--- Begin Listing ---
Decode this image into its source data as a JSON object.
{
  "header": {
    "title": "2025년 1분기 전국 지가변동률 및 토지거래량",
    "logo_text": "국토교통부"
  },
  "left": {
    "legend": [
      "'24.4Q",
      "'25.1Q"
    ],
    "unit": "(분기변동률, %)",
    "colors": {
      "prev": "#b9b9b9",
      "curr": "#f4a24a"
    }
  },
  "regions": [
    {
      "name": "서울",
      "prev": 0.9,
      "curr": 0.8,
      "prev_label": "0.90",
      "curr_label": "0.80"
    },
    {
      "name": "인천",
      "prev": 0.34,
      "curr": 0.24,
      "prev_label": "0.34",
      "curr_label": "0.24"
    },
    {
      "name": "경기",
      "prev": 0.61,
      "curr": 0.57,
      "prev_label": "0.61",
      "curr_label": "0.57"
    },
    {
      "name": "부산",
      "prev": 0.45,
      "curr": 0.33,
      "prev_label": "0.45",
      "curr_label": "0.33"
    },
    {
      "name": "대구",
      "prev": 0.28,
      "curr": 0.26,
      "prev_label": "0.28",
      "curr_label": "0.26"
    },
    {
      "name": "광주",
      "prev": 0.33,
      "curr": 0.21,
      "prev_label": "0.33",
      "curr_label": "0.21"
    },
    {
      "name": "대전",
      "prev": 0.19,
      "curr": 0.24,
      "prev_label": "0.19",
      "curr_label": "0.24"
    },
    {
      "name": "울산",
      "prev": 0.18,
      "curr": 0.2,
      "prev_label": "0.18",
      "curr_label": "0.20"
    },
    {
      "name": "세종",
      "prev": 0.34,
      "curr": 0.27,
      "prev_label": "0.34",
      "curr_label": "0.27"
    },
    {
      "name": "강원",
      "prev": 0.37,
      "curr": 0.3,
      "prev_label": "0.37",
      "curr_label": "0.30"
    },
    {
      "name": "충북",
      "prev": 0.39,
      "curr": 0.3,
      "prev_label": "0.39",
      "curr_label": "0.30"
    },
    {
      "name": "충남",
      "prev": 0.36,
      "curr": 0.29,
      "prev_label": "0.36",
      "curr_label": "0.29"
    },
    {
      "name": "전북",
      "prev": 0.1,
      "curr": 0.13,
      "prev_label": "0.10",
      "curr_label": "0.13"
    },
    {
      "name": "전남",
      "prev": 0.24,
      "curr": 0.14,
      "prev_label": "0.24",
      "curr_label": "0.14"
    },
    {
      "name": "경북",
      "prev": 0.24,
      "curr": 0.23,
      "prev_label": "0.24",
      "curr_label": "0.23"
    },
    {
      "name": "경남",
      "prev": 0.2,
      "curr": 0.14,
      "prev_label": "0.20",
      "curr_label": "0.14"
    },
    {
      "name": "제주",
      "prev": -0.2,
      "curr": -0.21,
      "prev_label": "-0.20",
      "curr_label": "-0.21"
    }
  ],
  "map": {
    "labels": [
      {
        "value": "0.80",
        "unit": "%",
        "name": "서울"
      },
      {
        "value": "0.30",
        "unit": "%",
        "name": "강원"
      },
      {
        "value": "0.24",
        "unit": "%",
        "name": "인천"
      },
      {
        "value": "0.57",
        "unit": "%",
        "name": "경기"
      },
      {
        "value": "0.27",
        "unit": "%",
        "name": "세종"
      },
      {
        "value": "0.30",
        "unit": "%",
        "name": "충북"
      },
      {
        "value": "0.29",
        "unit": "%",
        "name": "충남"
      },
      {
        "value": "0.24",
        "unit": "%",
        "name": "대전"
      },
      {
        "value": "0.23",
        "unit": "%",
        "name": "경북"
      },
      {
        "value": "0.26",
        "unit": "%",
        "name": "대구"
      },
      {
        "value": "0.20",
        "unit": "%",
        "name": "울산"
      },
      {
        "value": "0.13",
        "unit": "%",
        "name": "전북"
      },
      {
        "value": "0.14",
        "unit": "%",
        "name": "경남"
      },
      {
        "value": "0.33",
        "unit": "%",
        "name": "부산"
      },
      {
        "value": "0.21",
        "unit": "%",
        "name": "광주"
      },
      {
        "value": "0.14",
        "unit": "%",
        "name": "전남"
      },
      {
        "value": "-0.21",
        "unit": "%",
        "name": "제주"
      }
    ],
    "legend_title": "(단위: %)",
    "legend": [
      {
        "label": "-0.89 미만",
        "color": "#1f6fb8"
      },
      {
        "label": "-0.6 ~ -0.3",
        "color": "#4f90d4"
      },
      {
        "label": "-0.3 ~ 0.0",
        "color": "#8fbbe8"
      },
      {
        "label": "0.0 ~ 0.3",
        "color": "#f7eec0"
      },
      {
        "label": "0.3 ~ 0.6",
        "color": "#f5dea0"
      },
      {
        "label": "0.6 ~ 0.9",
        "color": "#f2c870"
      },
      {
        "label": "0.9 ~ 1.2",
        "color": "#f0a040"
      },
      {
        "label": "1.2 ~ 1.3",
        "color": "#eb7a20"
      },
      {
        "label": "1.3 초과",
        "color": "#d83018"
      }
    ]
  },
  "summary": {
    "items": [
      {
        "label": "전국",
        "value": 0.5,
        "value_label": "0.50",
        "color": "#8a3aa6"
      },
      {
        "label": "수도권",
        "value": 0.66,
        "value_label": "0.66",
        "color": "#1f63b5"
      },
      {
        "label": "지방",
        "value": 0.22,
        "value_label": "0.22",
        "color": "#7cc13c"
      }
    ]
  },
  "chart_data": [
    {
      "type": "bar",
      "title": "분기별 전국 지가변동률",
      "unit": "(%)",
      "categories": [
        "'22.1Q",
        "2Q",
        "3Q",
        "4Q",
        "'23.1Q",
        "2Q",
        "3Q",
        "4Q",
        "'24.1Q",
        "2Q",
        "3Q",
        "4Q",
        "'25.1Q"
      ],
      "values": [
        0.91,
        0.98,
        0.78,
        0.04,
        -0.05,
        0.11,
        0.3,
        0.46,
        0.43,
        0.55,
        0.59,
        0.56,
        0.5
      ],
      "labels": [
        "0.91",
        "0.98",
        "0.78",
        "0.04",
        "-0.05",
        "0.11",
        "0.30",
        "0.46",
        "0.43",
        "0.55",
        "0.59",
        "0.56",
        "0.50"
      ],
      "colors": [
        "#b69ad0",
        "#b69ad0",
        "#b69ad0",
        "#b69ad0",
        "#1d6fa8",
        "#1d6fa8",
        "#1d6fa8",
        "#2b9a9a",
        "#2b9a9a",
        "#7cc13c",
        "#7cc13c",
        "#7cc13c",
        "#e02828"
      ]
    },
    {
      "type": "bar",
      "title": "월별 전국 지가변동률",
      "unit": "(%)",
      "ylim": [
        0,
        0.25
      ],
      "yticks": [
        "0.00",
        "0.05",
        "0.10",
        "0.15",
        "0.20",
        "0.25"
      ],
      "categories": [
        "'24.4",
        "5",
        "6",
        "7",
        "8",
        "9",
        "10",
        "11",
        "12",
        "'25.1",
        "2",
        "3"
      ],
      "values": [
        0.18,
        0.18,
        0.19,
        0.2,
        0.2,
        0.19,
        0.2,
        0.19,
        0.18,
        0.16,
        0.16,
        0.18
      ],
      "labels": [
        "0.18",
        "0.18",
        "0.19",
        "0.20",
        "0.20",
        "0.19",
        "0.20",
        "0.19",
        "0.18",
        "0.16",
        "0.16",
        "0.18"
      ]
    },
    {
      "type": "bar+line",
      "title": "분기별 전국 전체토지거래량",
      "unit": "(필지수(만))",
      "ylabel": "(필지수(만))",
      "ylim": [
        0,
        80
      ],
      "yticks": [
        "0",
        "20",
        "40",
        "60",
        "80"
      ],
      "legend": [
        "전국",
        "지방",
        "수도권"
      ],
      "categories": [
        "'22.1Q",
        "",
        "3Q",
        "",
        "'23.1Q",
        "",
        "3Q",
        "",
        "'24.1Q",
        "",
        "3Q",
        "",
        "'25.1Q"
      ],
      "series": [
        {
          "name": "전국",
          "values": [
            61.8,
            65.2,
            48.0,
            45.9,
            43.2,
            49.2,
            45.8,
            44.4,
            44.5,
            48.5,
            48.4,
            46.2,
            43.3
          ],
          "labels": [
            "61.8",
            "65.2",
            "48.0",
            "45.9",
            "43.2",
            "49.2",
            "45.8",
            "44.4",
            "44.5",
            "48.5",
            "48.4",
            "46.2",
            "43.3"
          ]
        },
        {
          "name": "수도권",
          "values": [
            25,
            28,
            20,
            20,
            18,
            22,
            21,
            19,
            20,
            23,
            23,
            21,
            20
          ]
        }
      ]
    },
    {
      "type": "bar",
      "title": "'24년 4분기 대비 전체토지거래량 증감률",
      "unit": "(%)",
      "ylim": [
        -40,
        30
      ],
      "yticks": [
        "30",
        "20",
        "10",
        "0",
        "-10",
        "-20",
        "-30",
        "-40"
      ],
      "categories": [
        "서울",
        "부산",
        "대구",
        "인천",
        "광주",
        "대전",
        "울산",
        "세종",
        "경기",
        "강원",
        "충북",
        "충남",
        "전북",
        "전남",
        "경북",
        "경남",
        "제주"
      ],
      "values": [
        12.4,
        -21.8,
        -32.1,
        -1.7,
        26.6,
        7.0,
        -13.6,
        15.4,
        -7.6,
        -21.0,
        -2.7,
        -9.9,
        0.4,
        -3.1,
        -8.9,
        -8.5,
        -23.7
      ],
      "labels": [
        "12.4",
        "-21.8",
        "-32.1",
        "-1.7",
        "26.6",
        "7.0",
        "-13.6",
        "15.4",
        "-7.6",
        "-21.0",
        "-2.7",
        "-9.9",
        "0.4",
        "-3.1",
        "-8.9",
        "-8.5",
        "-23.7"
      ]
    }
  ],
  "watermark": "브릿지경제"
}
--- End Listing ---
Scan the lines for the string "지가변동률". Pick out every line that has it.

◆ **Response**
    "title": "2025년 1분기 전국 지가변동률 및 토지거래량",
      "title": "분기별 전국 지가변동률",
      "title": "월별 전국 지가변동률",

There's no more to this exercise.